RECORD EXCERPTS:
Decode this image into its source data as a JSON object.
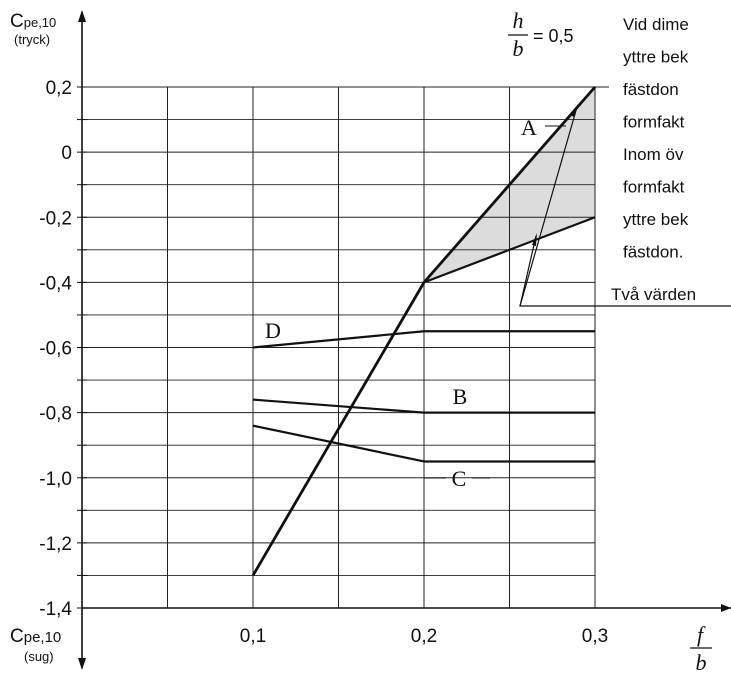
{
  "chart_data": {
    "type": "line",
    "x_ticks": [
      "0,1",
      "0,2",
      "0,3"
    ],
    "y_ticks": [
      "0,2",
      "0",
      "-0,2",
      "-0,4",
      "-0,6",
      "-0,8",
      "-1,0",
      "-1,2",
      "-1,4"
    ],
    "xlim": [
      0,
      0.3
    ],
    "ylim": [
      -1.4,
      0.25
    ],
    "grid": true,
    "series": [
      {
        "name": "A",
        "x": [
          0.1,
          0.2,
          0.3
        ],
        "y": [
          -1.3,
          -0.4,
          0.2
        ]
      },
      {
        "name": "",
        "x": [
          0.2,
          0.3
        ],
        "y": [
          -0.4,
          -0.2
        ]
      },
      {
        "name": "D",
        "x": [
          0.1,
          0.2,
          0.3
        ],
        "y": [
          -0.6,
          -0.55,
          -0.55
        ]
      },
      {
        "name": "B",
        "x": [
          0.1,
          0.2,
          0.3
        ],
        "y": [
          -0.76,
          -0.8,
          -0.8
        ]
      },
      {
        "name": "C",
        "x": [
          0.1,
          0.2,
          0.3
        ],
        "y": [
          -0.84,
          -0.95,
          -0.95
        ]
      }
    ],
    "shaded_region": {
      "x": [
        0.2,
        0.3,
        0.3
      ],
      "y": [
        -0.4,
        0.2,
        -0.2
      ]
    },
    "y_label_top": {
      "main": "C",
      "sub": "pe,10",
      "note": "(tryck)"
    },
    "y_label_bottom": {
      "main": "C",
      "sub": "pe,10",
      "note": "(sug)"
    },
    "x_label": {
      "numerator": "f",
      "denominator": "b"
    },
    "ratio_annotation": {
      "numerator": "h",
      "denominator": "b",
      "value": "= 0,5"
    },
    "callout_text": "Två värden",
    "side_note_lines": [
      "Vid dime",
      "yttre bek",
      "fästdon",
      "formfakt",
      "Inom öv",
      "formfakt",
      "yttre bek",
      "fästdon."
    ],
    "colors": {
      "line": "#111111",
      "grid": "#222222",
      "shade": "#dcdcdc"
    }
  }
}
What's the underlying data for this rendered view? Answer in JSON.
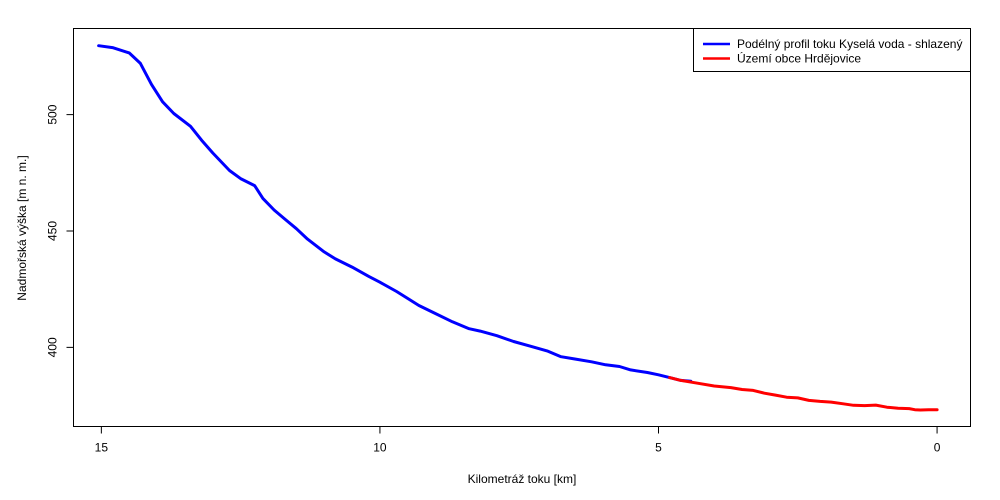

TASK: Transcribe all entries above exactly. Drop the pictures.

TASK SOLUTION:
Decode this image into its source data as a JSON object.
{
  "chart_data": {
    "type": "line",
    "x_ticks": [
      "0,1",
      "0,2",
      "0,3"
    ],
    "y_ticks": [
      "0,2",
      "0",
      "-0,2",
      "-0,4",
      "-0,6",
      "-0,8",
      "-1,0",
      "-1,2",
      "-1,4"
    ],
    "xlim": [
      0,
      0.3
    ],
    "ylim": [
      -1.4,
      0.25
    ],
    "grid": true,
    "series": [
      {
        "name": "A",
        "x": [
          0.1,
          0.2,
          0.3
        ],
        "y": [
          -1.3,
          -0.4,
          0.2
        ]
      },
      {
        "name": "",
        "x": [
          0.2,
          0.3
        ],
        "y": [
          -0.4,
          -0.2
        ]
      },
      {
        "name": "D",
        "x": [
          0.1,
          0.2,
          0.3
        ],
        "y": [
          -0.6,
          -0.55,
          -0.55
        ]
      },
      {
        "name": "B",
        "x": [
          0.1,
          0.2,
          0.3
        ],
        "y": [
          -0.76,
          -0.8,
          -0.8
        ]
      },
      {
        "name": "C",
        "x": [
          0.1,
          0.2,
          0.3
        ],
        "y": [
          -0.84,
          -0.95,
          -0.95
        ]
      }
    ],
    "shaded_region": {
      "x": [
        0.2,
        0.3,
        0.3
      ],
      "y": [
        -0.4,
        0.2,
        -0.2
      ]
    },
    "y_label_top": {
      "main": "C",
      "sub": "pe,10",
      "note": "(tryck)"
    },
    "y_label_bottom": {
      "main": "C",
      "sub": "pe,10",
      "note": "(sug)"
    },
    "x_label": {
      "numerator": "f",
      "denominator": "b"
    },
    "ratio_annotation": {
      "numerator": "h",
      "denominator": "b",
      "value": "= 0,5"
    },
    "callout_text": "Två värden",
    "side_note_lines": [
      "Vid dime",
      "yttre bek",
      "fästdon",
      "formfakt",
      "Inom öv",
      "formfakt",
      "yttre bek",
      "fästdon."
    ],
    "colors": {
      "line": "#111111",
      "grid": "#222222",
      "shade": "#dcdcdc"
    }
  }
}
What's the underlying data for this rendered view? Answer in JSON.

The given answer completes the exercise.